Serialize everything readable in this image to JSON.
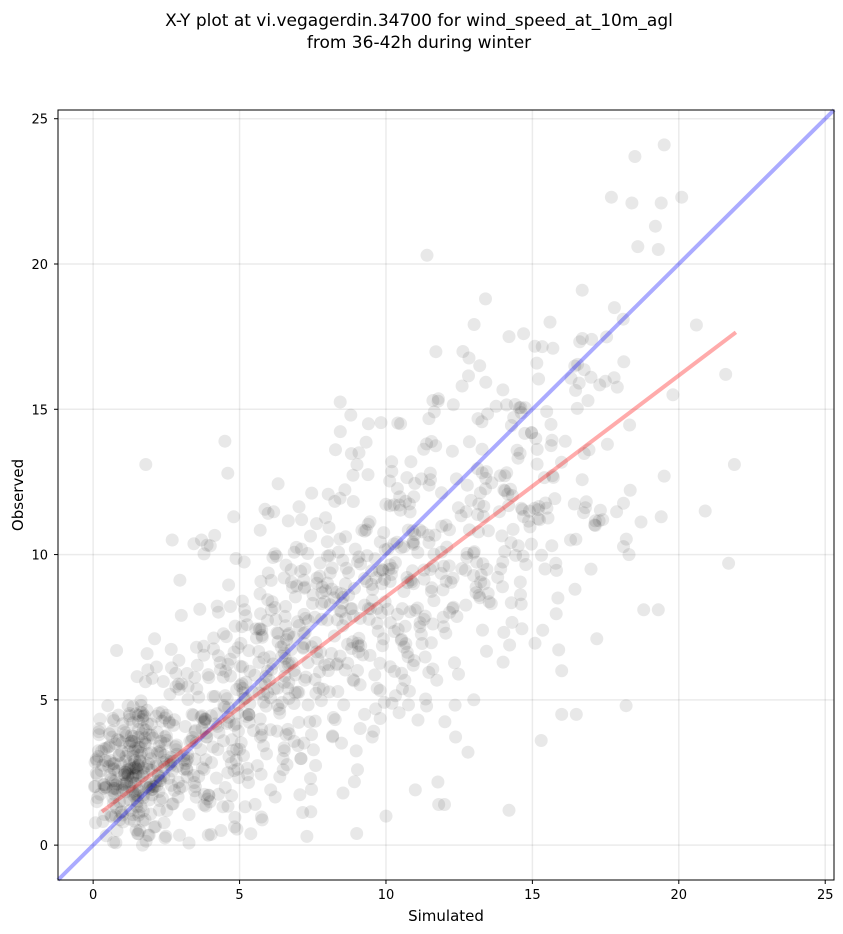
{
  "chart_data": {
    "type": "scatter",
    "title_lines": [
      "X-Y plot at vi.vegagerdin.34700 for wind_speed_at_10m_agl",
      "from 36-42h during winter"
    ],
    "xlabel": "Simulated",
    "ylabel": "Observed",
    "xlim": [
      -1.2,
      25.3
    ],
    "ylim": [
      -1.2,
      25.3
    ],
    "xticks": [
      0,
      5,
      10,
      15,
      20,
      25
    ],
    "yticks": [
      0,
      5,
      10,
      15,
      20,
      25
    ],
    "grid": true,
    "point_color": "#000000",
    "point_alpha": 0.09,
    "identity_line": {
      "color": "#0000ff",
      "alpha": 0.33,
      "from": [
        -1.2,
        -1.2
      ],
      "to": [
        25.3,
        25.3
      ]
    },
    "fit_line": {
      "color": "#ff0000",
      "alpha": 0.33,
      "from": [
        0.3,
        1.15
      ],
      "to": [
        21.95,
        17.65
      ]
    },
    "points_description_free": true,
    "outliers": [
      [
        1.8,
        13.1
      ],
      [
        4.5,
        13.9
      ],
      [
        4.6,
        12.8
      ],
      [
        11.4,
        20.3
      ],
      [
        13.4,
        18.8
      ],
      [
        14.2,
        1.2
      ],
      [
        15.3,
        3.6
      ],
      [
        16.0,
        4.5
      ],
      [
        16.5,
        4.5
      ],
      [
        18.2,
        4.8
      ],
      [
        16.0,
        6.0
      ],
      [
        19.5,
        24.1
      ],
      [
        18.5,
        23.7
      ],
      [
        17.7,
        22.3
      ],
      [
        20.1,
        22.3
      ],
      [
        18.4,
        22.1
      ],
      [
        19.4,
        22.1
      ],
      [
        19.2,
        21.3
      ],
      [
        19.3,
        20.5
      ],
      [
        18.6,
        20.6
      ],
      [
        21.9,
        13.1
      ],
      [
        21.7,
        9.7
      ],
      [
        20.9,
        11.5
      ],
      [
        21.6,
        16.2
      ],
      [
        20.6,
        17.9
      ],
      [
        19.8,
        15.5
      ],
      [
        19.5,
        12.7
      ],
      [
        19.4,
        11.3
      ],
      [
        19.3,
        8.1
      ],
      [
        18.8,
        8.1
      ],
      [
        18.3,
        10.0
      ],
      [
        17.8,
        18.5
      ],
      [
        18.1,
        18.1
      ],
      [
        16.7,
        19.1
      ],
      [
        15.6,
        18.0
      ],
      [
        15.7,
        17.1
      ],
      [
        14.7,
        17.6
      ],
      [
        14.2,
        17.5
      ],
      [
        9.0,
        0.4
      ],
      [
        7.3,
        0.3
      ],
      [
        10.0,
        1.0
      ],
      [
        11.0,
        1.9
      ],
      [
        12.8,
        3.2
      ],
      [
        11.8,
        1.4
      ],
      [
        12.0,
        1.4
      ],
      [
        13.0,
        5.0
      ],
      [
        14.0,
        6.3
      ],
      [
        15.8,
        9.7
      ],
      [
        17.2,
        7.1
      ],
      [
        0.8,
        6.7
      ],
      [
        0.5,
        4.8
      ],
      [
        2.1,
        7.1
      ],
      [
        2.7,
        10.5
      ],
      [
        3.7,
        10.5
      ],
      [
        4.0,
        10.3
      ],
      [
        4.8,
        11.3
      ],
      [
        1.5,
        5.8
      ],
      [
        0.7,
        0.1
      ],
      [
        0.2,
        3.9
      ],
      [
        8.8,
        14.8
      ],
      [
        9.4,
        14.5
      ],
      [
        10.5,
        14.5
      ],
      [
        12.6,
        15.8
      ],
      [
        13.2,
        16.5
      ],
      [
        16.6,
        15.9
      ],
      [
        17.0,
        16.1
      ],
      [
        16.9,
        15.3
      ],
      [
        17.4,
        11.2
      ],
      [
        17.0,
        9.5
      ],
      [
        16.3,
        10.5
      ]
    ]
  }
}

——————————

Requirements: Check each line of the entries above, and show every one holding the word "true".

Solved exercise:
    "grid": true,
    "points_description_free": true,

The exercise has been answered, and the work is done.